■ **Instructions for the task**:
Among the entries below, find the lines with "duration" and copy them.

--- BEGIN Exercise materials ---

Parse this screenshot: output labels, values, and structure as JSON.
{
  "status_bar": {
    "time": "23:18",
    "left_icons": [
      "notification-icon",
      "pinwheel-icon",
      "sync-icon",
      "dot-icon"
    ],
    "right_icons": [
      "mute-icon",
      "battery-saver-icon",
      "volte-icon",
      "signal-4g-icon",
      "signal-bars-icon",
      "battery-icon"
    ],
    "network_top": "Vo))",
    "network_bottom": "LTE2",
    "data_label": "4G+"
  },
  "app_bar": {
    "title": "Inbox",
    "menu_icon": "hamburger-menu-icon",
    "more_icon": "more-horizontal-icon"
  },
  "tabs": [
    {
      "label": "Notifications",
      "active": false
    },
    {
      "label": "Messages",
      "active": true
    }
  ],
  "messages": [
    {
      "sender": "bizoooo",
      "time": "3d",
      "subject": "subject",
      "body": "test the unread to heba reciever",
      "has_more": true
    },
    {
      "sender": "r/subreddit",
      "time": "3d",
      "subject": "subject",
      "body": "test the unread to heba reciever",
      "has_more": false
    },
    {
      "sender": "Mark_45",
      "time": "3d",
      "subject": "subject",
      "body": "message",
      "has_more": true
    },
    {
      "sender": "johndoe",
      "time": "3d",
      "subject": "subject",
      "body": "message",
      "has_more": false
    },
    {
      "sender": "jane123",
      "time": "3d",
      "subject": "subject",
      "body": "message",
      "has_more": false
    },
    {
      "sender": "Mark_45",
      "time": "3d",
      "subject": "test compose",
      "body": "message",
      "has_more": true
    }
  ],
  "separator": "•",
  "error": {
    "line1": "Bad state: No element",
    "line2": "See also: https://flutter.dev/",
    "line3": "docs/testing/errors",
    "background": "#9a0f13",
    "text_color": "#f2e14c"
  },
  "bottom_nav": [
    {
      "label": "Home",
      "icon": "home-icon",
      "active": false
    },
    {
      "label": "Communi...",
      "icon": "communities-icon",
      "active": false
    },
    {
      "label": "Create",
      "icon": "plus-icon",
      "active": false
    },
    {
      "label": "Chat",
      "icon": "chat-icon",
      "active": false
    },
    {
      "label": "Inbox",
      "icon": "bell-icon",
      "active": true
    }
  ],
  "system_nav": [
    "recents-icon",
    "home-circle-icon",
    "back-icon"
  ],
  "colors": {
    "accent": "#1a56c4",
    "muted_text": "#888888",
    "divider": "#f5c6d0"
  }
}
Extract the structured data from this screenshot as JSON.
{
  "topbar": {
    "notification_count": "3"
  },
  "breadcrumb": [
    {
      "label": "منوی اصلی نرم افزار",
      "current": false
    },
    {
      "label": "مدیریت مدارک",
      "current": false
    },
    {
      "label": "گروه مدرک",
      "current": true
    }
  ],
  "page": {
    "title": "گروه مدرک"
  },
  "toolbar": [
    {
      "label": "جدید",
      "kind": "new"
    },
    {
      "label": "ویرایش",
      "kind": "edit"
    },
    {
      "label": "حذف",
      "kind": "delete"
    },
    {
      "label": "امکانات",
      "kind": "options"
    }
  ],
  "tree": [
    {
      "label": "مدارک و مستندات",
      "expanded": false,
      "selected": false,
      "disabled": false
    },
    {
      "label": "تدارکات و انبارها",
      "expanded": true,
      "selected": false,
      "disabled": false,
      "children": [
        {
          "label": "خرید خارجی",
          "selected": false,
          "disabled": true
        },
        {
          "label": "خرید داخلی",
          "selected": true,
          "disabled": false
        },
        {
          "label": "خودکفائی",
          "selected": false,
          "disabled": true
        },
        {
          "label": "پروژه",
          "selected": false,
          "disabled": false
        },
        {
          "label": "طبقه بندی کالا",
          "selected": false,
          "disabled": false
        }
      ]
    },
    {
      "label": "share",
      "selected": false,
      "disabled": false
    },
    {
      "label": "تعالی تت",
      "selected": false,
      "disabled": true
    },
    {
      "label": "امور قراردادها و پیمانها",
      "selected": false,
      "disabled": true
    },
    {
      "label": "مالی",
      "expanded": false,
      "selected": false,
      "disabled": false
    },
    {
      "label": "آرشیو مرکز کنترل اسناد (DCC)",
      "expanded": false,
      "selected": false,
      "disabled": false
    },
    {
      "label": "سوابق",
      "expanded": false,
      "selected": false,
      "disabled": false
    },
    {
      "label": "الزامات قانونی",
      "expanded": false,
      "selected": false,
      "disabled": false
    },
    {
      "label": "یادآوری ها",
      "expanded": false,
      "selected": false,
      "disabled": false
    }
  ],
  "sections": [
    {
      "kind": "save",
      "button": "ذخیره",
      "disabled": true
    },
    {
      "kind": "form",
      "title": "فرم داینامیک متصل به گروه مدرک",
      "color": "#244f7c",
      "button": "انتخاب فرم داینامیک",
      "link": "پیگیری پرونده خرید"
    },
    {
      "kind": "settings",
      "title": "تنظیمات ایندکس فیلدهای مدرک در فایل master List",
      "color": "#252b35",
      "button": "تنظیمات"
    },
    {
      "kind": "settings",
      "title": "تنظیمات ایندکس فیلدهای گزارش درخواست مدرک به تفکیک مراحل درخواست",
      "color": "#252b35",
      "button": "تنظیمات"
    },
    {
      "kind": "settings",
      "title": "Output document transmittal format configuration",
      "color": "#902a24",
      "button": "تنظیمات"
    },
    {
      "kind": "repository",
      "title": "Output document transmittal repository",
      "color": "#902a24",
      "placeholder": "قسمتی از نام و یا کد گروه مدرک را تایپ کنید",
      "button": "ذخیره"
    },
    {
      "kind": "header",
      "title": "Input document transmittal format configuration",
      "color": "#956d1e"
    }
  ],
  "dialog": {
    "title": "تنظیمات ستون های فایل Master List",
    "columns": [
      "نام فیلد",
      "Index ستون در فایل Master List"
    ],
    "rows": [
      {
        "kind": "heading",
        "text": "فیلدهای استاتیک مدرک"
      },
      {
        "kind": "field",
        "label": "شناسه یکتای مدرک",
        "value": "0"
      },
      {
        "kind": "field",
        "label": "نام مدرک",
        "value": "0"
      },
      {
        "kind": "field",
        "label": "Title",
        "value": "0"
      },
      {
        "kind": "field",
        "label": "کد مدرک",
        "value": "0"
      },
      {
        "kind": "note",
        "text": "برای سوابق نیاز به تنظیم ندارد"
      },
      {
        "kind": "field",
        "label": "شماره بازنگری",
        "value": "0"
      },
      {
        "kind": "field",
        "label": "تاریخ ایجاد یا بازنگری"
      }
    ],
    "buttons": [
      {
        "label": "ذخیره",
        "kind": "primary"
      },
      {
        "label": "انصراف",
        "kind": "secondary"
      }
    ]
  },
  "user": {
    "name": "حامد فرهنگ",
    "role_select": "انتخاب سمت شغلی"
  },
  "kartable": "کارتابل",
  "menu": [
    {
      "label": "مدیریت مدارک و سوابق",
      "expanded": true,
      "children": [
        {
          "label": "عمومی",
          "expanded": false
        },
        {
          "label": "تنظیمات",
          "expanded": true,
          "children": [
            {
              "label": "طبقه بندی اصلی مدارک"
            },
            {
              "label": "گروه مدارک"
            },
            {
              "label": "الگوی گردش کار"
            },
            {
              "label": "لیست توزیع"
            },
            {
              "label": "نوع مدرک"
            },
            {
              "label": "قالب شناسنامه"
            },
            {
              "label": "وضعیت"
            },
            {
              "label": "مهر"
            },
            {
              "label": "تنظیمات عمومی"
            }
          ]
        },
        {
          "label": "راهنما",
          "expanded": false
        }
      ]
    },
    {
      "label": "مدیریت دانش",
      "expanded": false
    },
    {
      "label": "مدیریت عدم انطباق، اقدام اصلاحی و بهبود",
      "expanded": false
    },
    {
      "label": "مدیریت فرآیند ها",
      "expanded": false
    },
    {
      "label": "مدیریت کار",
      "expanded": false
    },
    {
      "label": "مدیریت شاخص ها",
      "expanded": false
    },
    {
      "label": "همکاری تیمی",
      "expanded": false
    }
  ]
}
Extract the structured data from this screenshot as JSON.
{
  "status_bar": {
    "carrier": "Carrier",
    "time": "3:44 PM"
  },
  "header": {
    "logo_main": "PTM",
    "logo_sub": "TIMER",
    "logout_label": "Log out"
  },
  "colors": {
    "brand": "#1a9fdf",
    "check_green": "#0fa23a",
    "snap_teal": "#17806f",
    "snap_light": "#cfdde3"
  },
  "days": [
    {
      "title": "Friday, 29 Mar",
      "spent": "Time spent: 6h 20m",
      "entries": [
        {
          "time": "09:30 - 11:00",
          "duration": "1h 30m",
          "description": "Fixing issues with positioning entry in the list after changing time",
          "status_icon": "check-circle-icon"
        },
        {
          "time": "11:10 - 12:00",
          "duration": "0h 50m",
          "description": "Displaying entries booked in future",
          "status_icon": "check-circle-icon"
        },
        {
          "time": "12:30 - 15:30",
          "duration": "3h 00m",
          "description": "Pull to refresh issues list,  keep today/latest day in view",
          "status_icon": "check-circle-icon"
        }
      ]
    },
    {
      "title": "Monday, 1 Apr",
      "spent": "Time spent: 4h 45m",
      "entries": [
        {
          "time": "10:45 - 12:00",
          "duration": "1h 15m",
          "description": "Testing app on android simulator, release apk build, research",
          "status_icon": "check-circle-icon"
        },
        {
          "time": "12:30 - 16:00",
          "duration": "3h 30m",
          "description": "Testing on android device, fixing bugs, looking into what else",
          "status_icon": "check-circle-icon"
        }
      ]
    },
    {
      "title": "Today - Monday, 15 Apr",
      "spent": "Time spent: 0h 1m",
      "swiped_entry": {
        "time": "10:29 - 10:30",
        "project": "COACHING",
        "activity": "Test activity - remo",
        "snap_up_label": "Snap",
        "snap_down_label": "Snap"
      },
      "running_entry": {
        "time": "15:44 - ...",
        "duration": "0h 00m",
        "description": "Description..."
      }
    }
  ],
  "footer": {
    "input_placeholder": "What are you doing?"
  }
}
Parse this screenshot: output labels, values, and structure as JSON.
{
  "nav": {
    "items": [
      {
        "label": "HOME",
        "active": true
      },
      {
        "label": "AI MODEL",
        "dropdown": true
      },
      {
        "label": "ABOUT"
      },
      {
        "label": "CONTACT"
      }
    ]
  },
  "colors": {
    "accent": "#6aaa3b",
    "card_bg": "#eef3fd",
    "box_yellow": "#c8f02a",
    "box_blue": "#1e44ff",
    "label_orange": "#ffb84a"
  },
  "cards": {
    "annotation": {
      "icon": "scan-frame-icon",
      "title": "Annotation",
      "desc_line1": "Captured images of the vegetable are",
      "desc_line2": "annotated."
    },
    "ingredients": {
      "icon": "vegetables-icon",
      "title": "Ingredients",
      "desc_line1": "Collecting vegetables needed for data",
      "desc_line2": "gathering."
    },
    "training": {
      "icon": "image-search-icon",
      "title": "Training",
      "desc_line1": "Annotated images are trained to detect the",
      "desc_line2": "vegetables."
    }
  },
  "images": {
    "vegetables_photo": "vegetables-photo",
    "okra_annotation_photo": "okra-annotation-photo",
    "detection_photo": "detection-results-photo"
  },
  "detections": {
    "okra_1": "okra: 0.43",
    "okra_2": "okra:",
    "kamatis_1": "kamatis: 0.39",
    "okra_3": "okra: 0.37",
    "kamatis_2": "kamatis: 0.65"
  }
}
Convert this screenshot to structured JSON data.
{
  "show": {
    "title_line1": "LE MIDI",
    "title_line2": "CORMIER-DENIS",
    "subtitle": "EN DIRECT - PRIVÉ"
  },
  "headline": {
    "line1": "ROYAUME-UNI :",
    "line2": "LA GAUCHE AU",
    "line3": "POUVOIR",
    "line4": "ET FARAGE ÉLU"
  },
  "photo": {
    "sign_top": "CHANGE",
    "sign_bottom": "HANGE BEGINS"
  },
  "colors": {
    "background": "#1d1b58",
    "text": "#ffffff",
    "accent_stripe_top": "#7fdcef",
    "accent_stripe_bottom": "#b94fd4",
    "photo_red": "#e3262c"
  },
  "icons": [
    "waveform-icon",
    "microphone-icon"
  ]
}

--- END Exercise materials ---

■ **Written response**:
          "duration": "1h 30m",
          "duration": "0h 50m",
          "duration": "3h 00m",
          "duration": "1h 15m",
          "duration": "3h 30m",
        "duration": "0h 00m",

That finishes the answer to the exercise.